● **To do**:
Output the material word for word. Leave each picture out.

● **Given records**:
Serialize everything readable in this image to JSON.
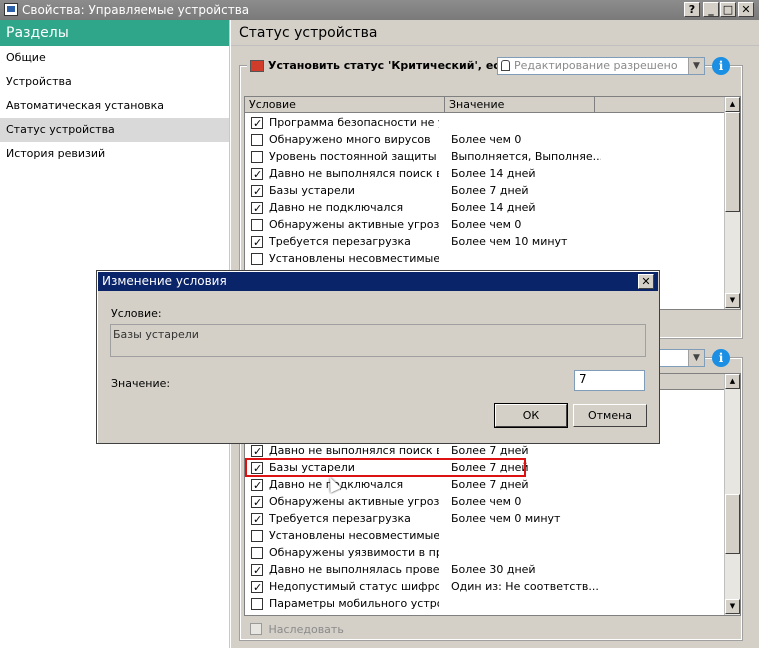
{
  "window": {
    "title": "Свойства: Управляемые устройства",
    "buttons": [
      "?",
      "_",
      "□",
      "✕"
    ]
  },
  "sidebar": {
    "header": "Разделы",
    "items": [
      {
        "label": "Общие",
        "selected": false
      },
      {
        "label": "Устройства",
        "selected": false
      },
      {
        "label": "Автоматическая установка",
        "selected": false
      },
      {
        "label": "Статус устройства",
        "selected": true
      },
      {
        "label": "История ревизий",
        "selected": false
      }
    ]
  },
  "content": {
    "title": "Статус устройства",
    "critical_group": {
      "label": "Установить статус 'Критический', если:",
      "combo_value": "Редактирование разрешено",
      "columns": [
        "Условие",
        "Значение"
      ],
      "rows": [
        {
          "checked": true,
          "condition": "Программа безопасности не уст...",
          "value": ""
        },
        {
          "checked": false,
          "condition": "Обнаружено много вирусов",
          "value": "Более чем 0"
        },
        {
          "checked": false,
          "condition": "Уровень постоянной защиты о...",
          "value": "Выполняется, Выполняе..."
        },
        {
          "checked": true,
          "condition": "Давно не выполнялся поиск вр...",
          "value": "Более 14 дней"
        },
        {
          "checked": true,
          "condition": "Базы устарели",
          "value": "Более 7 дней"
        },
        {
          "checked": true,
          "condition": "Давно не подключался",
          "value": "Более 14 дней"
        },
        {
          "checked": false,
          "condition": "Обнаружены активные угрозы",
          "value": "Более чем 0"
        },
        {
          "checked": true,
          "condition": "Требуется перезагрузка",
          "value": "Более чем 10 минут"
        },
        {
          "checked": false,
          "condition": "Установлены несовместимые п...",
          "value": ""
        }
      ]
    },
    "warning_group": {
      "rows": [
        {
          "checked": true,
          "condition": "Давно не выполнялся поиск вр...",
          "value": "Более 7 дней"
        },
        {
          "checked": true,
          "condition": "Базы устарели",
          "value": "Более 7 дней"
        },
        {
          "checked": true,
          "condition": "Давно не подключался",
          "value": "Более 7 дней"
        },
        {
          "checked": true,
          "condition": "Обнаружены активные угрозы",
          "value": "Более чем 0"
        },
        {
          "checked": true,
          "condition": "Требуется перезагрузка",
          "value": "Более чем 0 минут"
        },
        {
          "checked": false,
          "condition": "Установлены несовместимые п...",
          "value": ""
        },
        {
          "checked": false,
          "condition": "Обнаружены уязвимости в про...",
          "value": ""
        },
        {
          "checked": true,
          "condition": "Давно не выполнялась провер...",
          "value": "Более 30 дней"
        },
        {
          "checked": true,
          "condition": "Недопустимый статус шифрова...",
          "value": "Один из: Не соответств..."
        },
        {
          "checked": false,
          "condition": "Параметры мобильного устрой...",
          "value": ""
        }
      ]
    },
    "inherit_label": "Наследовать"
  },
  "dialog": {
    "title": "Изменение условия",
    "condition_label": "Условие:",
    "condition_text": "Базы устарели",
    "value_label": "Значение:",
    "value": "7",
    "ok": "ОК",
    "cancel": "Отмена"
  },
  "colors": {
    "sidebar_header": "#2fa58a",
    "dialog_title": "#0a246a",
    "highlight": "#dd1111",
    "info": "#1a8fe3"
  }
}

● **Task output**:
Serialize everything readable in this image to JSON.
{
  "window": {
    "title": "Свойства: Управляемые устройства",
    "buttons": [
      "?",
      "_",
      "□",
      "✕"
    ]
  },
  "sidebar": {
    "header": "Разделы",
    "items": [
      {
        "label": "Общие",
        "selected": false
      },
      {
        "label": "Устройства",
        "selected": false
      },
      {
        "label": "Автоматическая установка",
        "selected": false
      },
      {
        "label": "Статус устройства",
        "selected": true
      },
      {
        "label": "История ревизий",
        "selected": false
      }
    ]
  },
  "content": {
    "title": "Статус устройства",
    "critical_group": {
      "label": "Установить статус 'Критический', если:",
      "combo_value": "Редактирование разрешено",
      "columns": [
        "Условие",
        "Значение"
      ],
      "rows": [
        {
          "checked": true,
          "condition": "Программа безопасности не уст...",
          "value": ""
        },
        {
          "checked": false,
          "condition": "Обнаружено много вирусов",
          "value": "Более чем 0"
        },
        {
          "checked": false,
          "condition": "Уровень постоянной защиты о...",
          "value": "Выполняется, Выполняе..."
        },
        {
          "checked": true,
          "condition": "Давно не выполнялся поиск вр...",
          "value": "Более 14 дней"
        },
        {
          "checked": true,
          "condition": "Базы устарели",
          "value": "Более 7 дней"
        },
        {
          "checked": true,
          "condition": "Давно не подключался",
          "value": "Более 14 дней"
        },
        {
          "checked": false,
          "condition": "Обнаружены активные угрозы",
          "value": "Более чем 0"
        },
        {
          "checked": true,
          "condition": "Требуется перезагрузка",
          "value": "Более чем 10 минут"
        },
        {
          "checked": false,
          "condition": "Установлены несовместимые п...",
          "value": ""
        }
      ]
    },
    "warning_group": {
      "rows": [
        {
          "checked": true,
          "condition": "Давно не выполнялся поиск вр...",
          "value": "Более 7 дней"
        },
        {
          "checked": true,
          "condition": "Базы устарели",
          "value": "Более 7 дней"
        },
        {
          "checked": true,
          "condition": "Давно не подключался",
          "value": "Более 7 дней"
        },
        {
          "checked": true,
          "condition": "Обнаружены активные угрозы",
          "value": "Более чем 0"
        },
        {
          "checked": true,
          "condition": "Требуется перезагрузка",
          "value": "Более чем 0 минут"
        },
        {
          "checked": false,
          "condition": "Установлены несовместимые п...",
          "value": ""
        },
        {
          "checked": false,
          "condition": "Обнаружены уязвимости в про...",
          "value": ""
        },
        {
          "checked": true,
          "condition": "Давно не выполнялась провер...",
          "value": "Более 30 дней"
        },
        {
          "checked": true,
          "condition": "Недопустимый статус шифрова...",
          "value": "Один из: Не соответств..."
        },
        {
          "checked": false,
          "condition": "Параметры мобильного устрой...",
          "value": ""
        }
      ]
    },
    "inherit_label": "Наследовать"
  },
  "dialog": {
    "title": "Изменение условия",
    "condition_label": "Условие:",
    "condition_text": "Базы устарели",
    "value_label": "Значение:",
    "value": "7",
    "ok": "ОК",
    "cancel": "Отмена"
  },
  "colors": {
    "sidebar_header": "#2fa58a",
    "dialog_title": "#0a246a",
    "highlight": "#dd1111",
    "info": "#1a8fe3"
  }
}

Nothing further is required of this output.